--- RECORDS FOR THE TASK Enclosed Below ---

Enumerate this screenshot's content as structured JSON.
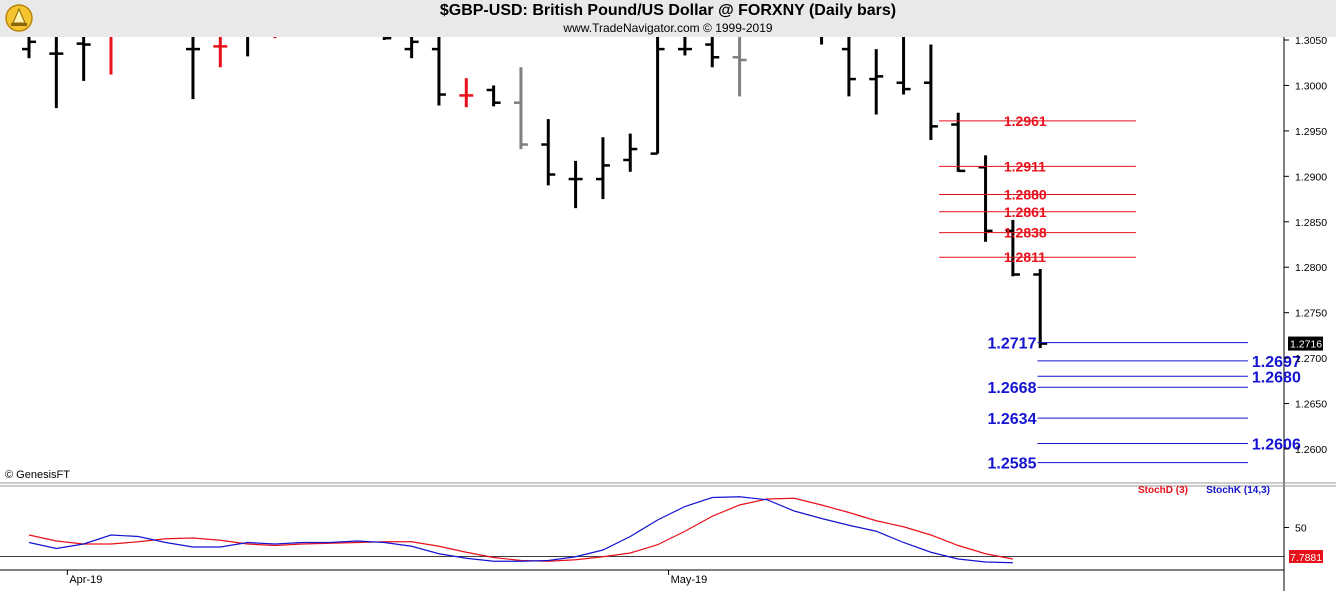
{
  "header": {
    "title": "$GBP-USD:  British Pound/US Dollar @ FORXNY  (Daily bars)",
    "subtitle": "www.TradeNavigator.com © 1999-2019"
  },
  "copyright": "© GenesisFT",
  "colors": {
    "up_bar": "#000000",
    "down_bar": "#e8101a",
    "neutral_bar": "#808080",
    "resistance": "#e8101a",
    "support": "#1414d2",
    "stoch_d": "#e8101a",
    "stoch_k": "#1414d2",
    "last_price_box": "#000000",
    "stoch_value_box": "#e8101a"
  },
  "chart_data": [
    {
      "type": "ohlc",
      "title": "$GBP-USD:  British Pound/US Dollar @ FORXNY  (Daily bars)",
      "y_ticks": [
        "1.2600",
        "1.2650",
        "1.2700",
        "1.2750",
        "1.2800",
        "1.2850",
        "1.2900",
        "1.2950",
        "1.3000",
        "1.3050"
      ],
      "ylim": [
        1.2573,
        1.306
      ],
      "x_ticks": [
        {
          "label": "Apr-19",
          "index": 1
        },
        {
          "label": "May-19",
          "index": 23
        }
      ],
      "last_price_label": "1.2716",
      "bars": [
        {
          "index": 0,
          "open": 1.304,
          "high": 1.3063,
          "low": 1.303,
          "close": 1.3048,
          "color": "up"
        },
        {
          "index": 1,
          "open": 1.3035,
          "high": 1.306,
          "low": 1.2975,
          "close": 1.3035,
          "color": "up"
        },
        {
          "index": 2,
          "open": 1.3046,
          "high": 1.3063,
          "low": 1.3005,
          "close": 1.3045,
          "color": "up"
        },
        {
          "index": 3,
          "open": 1.306,
          "high": 1.3063,
          "low": 1.3012,
          "close": 1.306,
          "color": "down"
        },
        {
          "index": 6,
          "open": 1.304,
          "high": 1.3063,
          "low": 1.2985,
          "close": 1.304,
          "color": "up"
        },
        {
          "index": 7,
          "open": 1.3043,
          "high": 1.306,
          "low": 1.302,
          "close": 1.3043,
          "color": "down"
        },
        {
          "index": 8,
          "open": 1.3055,
          "high": 1.3063,
          "low": 1.3032,
          "close": 1.3055,
          "color": "up"
        },
        {
          "index": 9,
          "open": 1.3058,
          "high": 1.3063,
          "low": 1.3052,
          "close": 1.3055,
          "color": "down"
        },
        {
          "index": 13,
          "open": 1.306,
          "high": 1.3063,
          "low": 1.305,
          "close": 1.3052,
          "color": "up"
        },
        {
          "index": 14,
          "open": 1.304,
          "high": 1.3063,
          "low": 1.303,
          "close": 1.3048,
          "color": "up"
        },
        {
          "index": 15,
          "open": 1.304,
          "high": 1.3063,
          "low": 1.2978,
          "close": 1.299,
          "color": "up"
        },
        {
          "index": 16,
          "open": 1.2989,
          "high": 1.3008,
          "low": 1.2976,
          "close": 1.2989,
          "color": "down"
        },
        {
          "index": 17,
          "open": 1.2995,
          "high": 1.3,
          "low": 1.2977,
          "close": 1.2981,
          "color": "up"
        },
        {
          "index": 18,
          "open": 1.2981,
          "high": 1.302,
          "low": 1.293,
          "close": 1.2935,
          "color": "neutral"
        },
        {
          "index": 19,
          "open": 1.2935,
          "high": 1.2963,
          "low": 1.289,
          "close": 1.2902,
          "color": "up"
        },
        {
          "index": 20,
          "open": 1.2897,
          "high": 1.2917,
          "low": 1.2865,
          "close": 1.2897,
          "color": "up"
        },
        {
          "index": 21,
          "open": 1.2897,
          "high": 1.2943,
          "low": 1.2875,
          "close": 1.2912,
          "color": "up"
        },
        {
          "index": 22,
          "open": 1.2918,
          "high": 1.2947,
          "low": 1.2905,
          "close": 1.293,
          "color": "up"
        },
        {
          "index": 23,
          "open": 1.2925,
          "high": 1.3058,
          "low": 1.2925,
          "close": 1.304,
          "color": "up"
        },
        {
          "index": 24,
          "open": 1.304,
          "high": 1.3063,
          "low": 1.3033,
          "close": 1.304,
          "color": "up"
        },
        {
          "index": 25,
          "open": 1.3045,
          "high": 1.3063,
          "low": 1.302,
          "close": 1.3031,
          "color": "up"
        },
        {
          "index": 26,
          "open": 1.3031,
          "high": 1.3063,
          "low": 1.2988,
          "close": 1.3028,
          "color": "neutral"
        },
        {
          "index": 29,
          "open": 1.3058,
          "high": 1.3063,
          "low": 1.3045,
          "close": 1.3055,
          "color": "up"
        },
        {
          "index": 30,
          "open": 1.304,
          "high": 1.3063,
          "low": 1.2988,
          "close": 1.3007,
          "color": "up"
        },
        {
          "index": 31,
          "open": 1.3007,
          "high": 1.304,
          "low": 1.2968,
          "close": 1.301,
          "color": "up"
        },
        {
          "index": 32,
          "open": 1.3003,
          "high": 1.306,
          "low": 1.299,
          "close": 1.2996,
          "color": "up"
        },
        {
          "index": 33,
          "open": 1.3003,
          "high": 1.3045,
          "low": 1.294,
          "close": 1.2955,
          "color": "up"
        },
        {
          "index": 34,
          "open": 1.2957,
          "high": 1.297,
          "low": 1.2905,
          "close": 1.2906,
          "color": "up"
        },
        {
          "index": 35,
          "open": 1.291,
          "high": 1.2923,
          "low": 1.2828,
          "close": 1.284,
          "color": "up"
        },
        {
          "index": 36,
          "open": 1.284,
          "high": 1.2852,
          "low": 1.279,
          "close": 1.2792,
          "color": "up"
        },
        {
          "index": 37,
          "open": 1.2792,
          "high": 1.2798,
          "low": 1.2711,
          "close": 1.2716,
          "color": "up"
        }
      ],
      "levels": [
        {
          "label": "1.2961",
          "value": 1.2961,
          "role": "resistance",
          "label_side": "right",
          "line_from_index": 33.3,
          "line_to_index": 40.5
        },
        {
          "label": "1.2911",
          "value": 1.2911,
          "role": "resistance",
          "label_side": "right",
          "line_from_index": 33.3,
          "line_to_index": 40.5
        },
        {
          "label": "1.2880",
          "value": 1.288,
          "role": "resistance",
          "label_side": "right",
          "line_from_index": 33.3,
          "line_to_index": 40.5
        },
        {
          "label": "1.2861",
          "value": 1.2861,
          "role": "resistance",
          "label_side": "right",
          "line_from_index": 33.3,
          "line_to_index": 40.5
        },
        {
          "label": "1.2838",
          "value": 1.2838,
          "role": "resistance",
          "label_side": "right",
          "line_from_index": 33.3,
          "line_to_index": 40.5
        },
        {
          "label": "1.2811",
          "value": 1.2811,
          "role": "resistance",
          "label_side": "right",
          "line_from_index": 33.3,
          "line_to_index": 40.5
        },
        {
          "label": "1.2717",
          "value": 1.2717,
          "role": "support",
          "label_side": "left",
          "line_from_index": 36.9,
          "line_to_index": 44.6
        },
        {
          "label": "1.2697",
          "value": 1.2697,
          "role": "support",
          "label_side": "right",
          "line_from_index": 36.9,
          "line_to_index": 44.6
        },
        {
          "label": "1.2680",
          "value": 1.268,
          "role": "support",
          "label_side": "right",
          "line_from_index": 36.9,
          "line_to_index": 44.6
        },
        {
          "label": "1.2668",
          "value": 1.2668,
          "role": "support",
          "label_side": "left",
          "line_from_index": 36.9,
          "line_to_index": 44.6
        },
        {
          "label": "1.2634",
          "value": 1.2634,
          "role": "support",
          "label_side": "left",
          "line_from_index": 36.9,
          "line_to_index": 44.6
        },
        {
          "label": "1.2606",
          "value": 1.2606,
          "role": "support",
          "label_side": "right",
          "line_from_index": 36.9,
          "line_to_index": 44.6
        },
        {
          "label": "1.2585",
          "value": 1.2585,
          "role": "support",
          "label_side": "left",
          "line_from_index": 36.9,
          "line_to_index": 44.6
        }
      ]
    },
    {
      "type": "line",
      "legend": [
        "StochD (3)",
        "StochK (14,3)"
      ],
      "legend_position": "top-right",
      "ylim": [
        0,
        100
      ],
      "y_ticks": [
        "50"
      ],
      "last_value_label": "7.7881",
      "series": [
        {
          "name": "StochD (3)",
          "points": [
            [
              0,
              40
            ],
            [
              1,
              32
            ],
            [
              2,
              28
            ],
            [
              3,
              28
            ],
            [
              4,
              31
            ],
            [
              5,
              35
            ],
            [
              6,
              36
            ],
            [
              7,
              33
            ],
            [
              8,
              28
            ],
            [
              9,
              26
            ],
            [
              10,
              28
            ],
            [
              11,
              29
            ],
            [
              12,
              30
            ],
            [
              13,
              31
            ],
            [
              14,
              31
            ],
            [
              15,
              25
            ],
            [
              16,
              17
            ],
            [
              17,
              10
            ],
            [
              18,
              6
            ],
            [
              19,
              5
            ],
            [
              20,
              7
            ],
            [
              21,
              11
            ],
            [
              22,
              16
            ],
            [
              23,
              27
            ],
            [
              24,
              45
            ],
            [
              25,
              65
            ],
            [
              26,
              80
            ],
            [
              27,
              88
            ],
            [
              28,
              89
            ],
            [
              29,
              80
            ],
            [
              30,
              70
            ],
            [
              31,
              59
            ],
            [
              32,
              51
            ],
            [
              33,
              40
            ],
            [
              34,
              26
            ],
            [
              35,
              15
            ],
            [
              36,
              8
            ]
          ]
        },
        {
          "name": "StochK (14,3)",
          "points": [
            [
              0,
              30
            ],
            [
              1,
              22
            ],
            [
              2,
              28
            ],
            [
              3,
              40
            ],
            [
              4,
              38
            ],
            [
              5,
              30
            ],
            [
              6,
              24
            ],
            [
              7,
              24
            ],
            [
              8,
              30
            ],
            [
              9,
              28
            ],
            [
              10,
              30
            ],
            [
              11,
              30
            ],
            [
              12,
              32
            ],
            [
              13,
              30
            ],
            [
              14,
              25
            ],
            [
              15,
              15
            ],
            [
              16,
              9
            ],
            [
              17,
              5
            ],
            [
              18,
              5
            ],
            [
              19,
              6
            ],
            [
              20,
              11
            ],
            [
              21,
              20
            ],
            [
              22,
              38
            ],
            [
              23,
              60
            ],
            [
              24,
              78
            ],
            [
              25,
              90
            ],
            [
              26,
              91
            ],
            [
              27,
              87
            ],
            [
              28,
              72
            ],
            [
              29,
              62
            ],
            [
              30,
              53
            ],
            [
              31,
              45
            ],
            [
              32,
              30
            ],
            [
              33,
              17
            ],
            [
              34,
              8
            ],
            [
              35,
              4
            ],
            [
              36,
              3
            ]
          ]
        }
      ]
    }
  ]
}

--- End of Enclosed RECORDS FOR THE TASK ---

> _WORK TASK_: Filter this listing and copy only the lines holding the word "bars".

> _WORKED SOLUTION_:
    "title": "$GBP-USD:  British Pound/US Dollar @ FORXNY  (Daily bars)",
      "title": "$GBP-USD:  British Pound/US Dollar @ FORXNY  (Daily bars)",
      "bars": [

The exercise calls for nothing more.